§ **Passage for review**
=== Begin Enclosure ===
In Direct3D 9, Direct3D will allow the driver to return error codes such as E_OUTOFMEMORY, D3DERR_OUTOFVIDEOMEMORY, and D3DERR_UNSUPPORTEDCOLORARG so that an application would be able to respond to them. However, sometimes the API calls that generated these return types get loaded into a command buffer and are batched up to be sent to the GPU (see Controlling Runtime and Driver Optimizations). In this case, the errors cannot be relayed to the application when action needs to be taken, so the error code is consumed by the runtime and a note is made on the device object that this happened. Later when the application invokes IDirect3DDevice9::Present, IDirect3DDevice9::Present will return D3DERR_DRIVERINTERNALERROR. This is why the best approach for an application to take when receiving a D3DERR_DRIVERINTERNALERROR from IDirect3DDevice9::Present is to destroy and recreate the device.
If you want to try to debug further, here are a couple of suggestions for trying to figure out which API call is generating the error:
Because the list of possible return values is not complete, you can try to find which call is failing by surrounding each API call like this:
TRACE ( "Calling DrawPrimitive" ); d3ddev->DrawPrim(...); TRACE ( "done\n" );
The output debug stream should then show the call that is causing the problem.
Additionally, for debugging purposes, try calling IDirect3DDevice9::ValidateDevice immediately before each IDirect3DDevice9::DrawPrimitive to see if there is an additional problem with the device driver (unsupported operation, unusable combination of texture formats, etc).
Note IDirect3DDevice9::ValidateDevice should be used carefully and sparingly because of the amount of validation work the driver needs to perform to return an answer.
=== End Enclosure ===
§ **Provided records**
=== Begin Enclosure ===
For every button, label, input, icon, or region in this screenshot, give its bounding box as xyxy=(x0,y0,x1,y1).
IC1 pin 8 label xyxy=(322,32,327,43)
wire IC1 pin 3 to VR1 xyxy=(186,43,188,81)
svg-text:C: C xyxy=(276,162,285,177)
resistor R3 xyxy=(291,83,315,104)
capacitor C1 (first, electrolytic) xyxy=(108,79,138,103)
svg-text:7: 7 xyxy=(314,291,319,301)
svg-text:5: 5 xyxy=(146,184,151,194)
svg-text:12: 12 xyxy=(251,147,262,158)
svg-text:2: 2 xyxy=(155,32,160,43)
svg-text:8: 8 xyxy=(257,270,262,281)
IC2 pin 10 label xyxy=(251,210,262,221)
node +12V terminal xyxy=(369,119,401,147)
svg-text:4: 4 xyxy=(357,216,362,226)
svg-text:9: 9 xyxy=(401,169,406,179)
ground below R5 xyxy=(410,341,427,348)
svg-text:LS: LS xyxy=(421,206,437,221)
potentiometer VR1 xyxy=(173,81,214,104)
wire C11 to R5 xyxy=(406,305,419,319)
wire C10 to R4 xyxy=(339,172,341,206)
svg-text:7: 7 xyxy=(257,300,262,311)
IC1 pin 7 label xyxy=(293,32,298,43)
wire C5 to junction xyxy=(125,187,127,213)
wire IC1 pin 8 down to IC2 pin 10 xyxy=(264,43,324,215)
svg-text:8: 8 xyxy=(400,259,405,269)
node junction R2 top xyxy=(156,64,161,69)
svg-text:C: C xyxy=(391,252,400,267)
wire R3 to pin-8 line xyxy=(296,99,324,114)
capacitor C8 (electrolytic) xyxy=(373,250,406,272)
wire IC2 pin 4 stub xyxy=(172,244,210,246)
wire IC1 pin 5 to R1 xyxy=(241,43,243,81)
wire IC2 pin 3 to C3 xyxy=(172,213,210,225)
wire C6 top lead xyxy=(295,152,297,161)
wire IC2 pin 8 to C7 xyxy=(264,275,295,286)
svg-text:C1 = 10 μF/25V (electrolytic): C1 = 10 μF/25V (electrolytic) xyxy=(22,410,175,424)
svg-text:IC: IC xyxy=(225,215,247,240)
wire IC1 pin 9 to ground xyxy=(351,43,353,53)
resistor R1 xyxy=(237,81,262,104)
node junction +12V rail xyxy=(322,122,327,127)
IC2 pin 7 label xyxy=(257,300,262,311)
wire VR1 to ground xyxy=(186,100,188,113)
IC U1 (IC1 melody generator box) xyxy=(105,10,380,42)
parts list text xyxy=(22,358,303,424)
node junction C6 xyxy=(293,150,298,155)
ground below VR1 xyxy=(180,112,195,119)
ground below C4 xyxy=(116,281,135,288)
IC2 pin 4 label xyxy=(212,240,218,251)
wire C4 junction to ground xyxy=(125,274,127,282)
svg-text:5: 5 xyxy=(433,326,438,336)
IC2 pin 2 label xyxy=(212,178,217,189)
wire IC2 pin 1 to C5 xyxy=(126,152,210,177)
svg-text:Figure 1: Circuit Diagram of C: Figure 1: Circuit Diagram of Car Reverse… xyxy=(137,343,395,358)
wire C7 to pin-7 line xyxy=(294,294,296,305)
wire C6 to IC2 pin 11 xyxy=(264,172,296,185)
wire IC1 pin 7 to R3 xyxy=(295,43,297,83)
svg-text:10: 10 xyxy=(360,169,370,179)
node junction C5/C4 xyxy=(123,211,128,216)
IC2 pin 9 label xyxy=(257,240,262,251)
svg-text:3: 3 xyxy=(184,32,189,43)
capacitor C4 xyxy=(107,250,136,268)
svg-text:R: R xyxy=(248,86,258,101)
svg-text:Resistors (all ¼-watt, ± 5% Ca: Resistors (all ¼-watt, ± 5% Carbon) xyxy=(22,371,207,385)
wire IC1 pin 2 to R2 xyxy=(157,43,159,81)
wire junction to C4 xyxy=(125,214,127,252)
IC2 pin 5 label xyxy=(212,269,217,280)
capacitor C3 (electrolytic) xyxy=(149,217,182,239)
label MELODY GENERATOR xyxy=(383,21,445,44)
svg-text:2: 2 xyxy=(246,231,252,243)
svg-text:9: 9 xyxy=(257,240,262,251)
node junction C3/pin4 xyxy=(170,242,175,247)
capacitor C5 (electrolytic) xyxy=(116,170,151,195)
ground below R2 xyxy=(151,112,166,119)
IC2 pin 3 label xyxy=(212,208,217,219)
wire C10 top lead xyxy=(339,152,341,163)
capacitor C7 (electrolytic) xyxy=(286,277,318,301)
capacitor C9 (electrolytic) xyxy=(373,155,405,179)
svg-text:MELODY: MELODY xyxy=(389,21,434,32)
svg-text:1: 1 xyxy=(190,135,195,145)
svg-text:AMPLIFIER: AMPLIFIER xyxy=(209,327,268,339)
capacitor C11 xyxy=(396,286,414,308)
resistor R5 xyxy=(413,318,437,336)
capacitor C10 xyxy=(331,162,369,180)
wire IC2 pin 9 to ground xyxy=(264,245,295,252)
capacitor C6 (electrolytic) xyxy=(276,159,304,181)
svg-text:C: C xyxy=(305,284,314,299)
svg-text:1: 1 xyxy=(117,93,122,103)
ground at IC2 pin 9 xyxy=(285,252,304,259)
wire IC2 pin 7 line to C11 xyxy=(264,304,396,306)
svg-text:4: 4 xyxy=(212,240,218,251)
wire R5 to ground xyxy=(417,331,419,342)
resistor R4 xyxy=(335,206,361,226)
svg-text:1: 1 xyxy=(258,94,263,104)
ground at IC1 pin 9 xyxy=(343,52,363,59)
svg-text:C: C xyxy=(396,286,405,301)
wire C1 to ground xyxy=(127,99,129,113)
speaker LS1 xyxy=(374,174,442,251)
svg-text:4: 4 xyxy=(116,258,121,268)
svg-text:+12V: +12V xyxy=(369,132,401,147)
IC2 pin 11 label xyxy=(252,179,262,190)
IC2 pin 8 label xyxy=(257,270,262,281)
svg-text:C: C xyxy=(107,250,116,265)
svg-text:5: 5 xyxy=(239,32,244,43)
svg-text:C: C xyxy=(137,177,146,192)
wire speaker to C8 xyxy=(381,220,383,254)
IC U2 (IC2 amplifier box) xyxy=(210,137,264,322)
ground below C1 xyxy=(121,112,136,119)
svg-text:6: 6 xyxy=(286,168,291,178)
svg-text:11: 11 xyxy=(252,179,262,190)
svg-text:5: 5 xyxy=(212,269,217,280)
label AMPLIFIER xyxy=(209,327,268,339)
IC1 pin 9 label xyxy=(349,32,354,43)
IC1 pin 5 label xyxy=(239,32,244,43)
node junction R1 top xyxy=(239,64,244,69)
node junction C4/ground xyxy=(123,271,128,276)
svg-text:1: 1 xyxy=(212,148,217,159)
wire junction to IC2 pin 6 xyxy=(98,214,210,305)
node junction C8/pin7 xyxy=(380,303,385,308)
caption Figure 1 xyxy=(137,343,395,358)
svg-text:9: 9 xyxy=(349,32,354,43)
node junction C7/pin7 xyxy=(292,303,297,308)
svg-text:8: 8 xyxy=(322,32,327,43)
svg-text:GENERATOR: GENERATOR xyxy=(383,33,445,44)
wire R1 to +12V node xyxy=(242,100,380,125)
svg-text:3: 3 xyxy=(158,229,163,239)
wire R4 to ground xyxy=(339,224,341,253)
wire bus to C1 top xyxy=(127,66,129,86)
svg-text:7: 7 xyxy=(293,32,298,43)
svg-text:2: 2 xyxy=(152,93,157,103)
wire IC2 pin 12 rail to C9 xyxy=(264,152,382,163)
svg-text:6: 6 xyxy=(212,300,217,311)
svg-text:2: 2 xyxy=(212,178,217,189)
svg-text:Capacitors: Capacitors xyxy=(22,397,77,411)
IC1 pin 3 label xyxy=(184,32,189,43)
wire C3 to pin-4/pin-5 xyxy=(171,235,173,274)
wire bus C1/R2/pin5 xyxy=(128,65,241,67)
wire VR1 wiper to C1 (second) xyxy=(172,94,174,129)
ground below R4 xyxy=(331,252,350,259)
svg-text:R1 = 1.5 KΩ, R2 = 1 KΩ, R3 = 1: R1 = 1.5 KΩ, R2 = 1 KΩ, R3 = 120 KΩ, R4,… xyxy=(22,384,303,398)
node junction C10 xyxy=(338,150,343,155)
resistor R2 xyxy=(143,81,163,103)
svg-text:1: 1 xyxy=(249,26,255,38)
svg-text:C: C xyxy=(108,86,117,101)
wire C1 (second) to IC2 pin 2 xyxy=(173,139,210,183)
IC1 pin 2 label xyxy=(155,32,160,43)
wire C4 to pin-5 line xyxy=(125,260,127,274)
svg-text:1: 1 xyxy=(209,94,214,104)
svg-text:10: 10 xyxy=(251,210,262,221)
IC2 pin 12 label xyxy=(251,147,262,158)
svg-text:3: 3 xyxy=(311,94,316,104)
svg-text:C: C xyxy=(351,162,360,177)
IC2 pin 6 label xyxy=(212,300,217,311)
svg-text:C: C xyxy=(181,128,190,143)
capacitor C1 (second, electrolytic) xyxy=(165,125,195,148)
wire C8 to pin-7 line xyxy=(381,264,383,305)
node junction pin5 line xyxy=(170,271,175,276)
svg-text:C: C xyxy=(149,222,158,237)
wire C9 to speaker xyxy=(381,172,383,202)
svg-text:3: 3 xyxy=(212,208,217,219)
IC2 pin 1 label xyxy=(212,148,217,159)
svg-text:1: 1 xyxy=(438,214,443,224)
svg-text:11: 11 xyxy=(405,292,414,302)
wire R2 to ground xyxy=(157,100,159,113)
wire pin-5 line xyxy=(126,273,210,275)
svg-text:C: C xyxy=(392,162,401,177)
=== End Enclosure ===
§ **Your objective**
Please copy the Direct3D 9 error-handling text from "If you want" up to and including "return an answer.", swapping "sparingly" for "infrequently".

§ **Answer section**
If you want to try to debug further, here are a couple of suggestions for trying to figure out which API call is generating the error:
Because the list of possible return values is not complete, you can try to find which call is failing by surrounding each API call like this:
TRACE ( "Calling DrawPrimitive" ); d3ddev->DrawPrim(...); TRACE ( "done\n" );
The output debug stream should then show the call that is causing the problem.
Additionally, for debugging purposes, try calling IDirect3DDevice9::ValidateDevice immediately before each IDirect3DDevice9::DrawPrimitive to see if there is an additional problem with the device driver (unsupported operation, unusable combination of texture formats, etc).
Note IDirect3DDevice9::ValidateDevice should be used carefully and infrequently because of the amount of validation work the driver needs to perform to return an answer.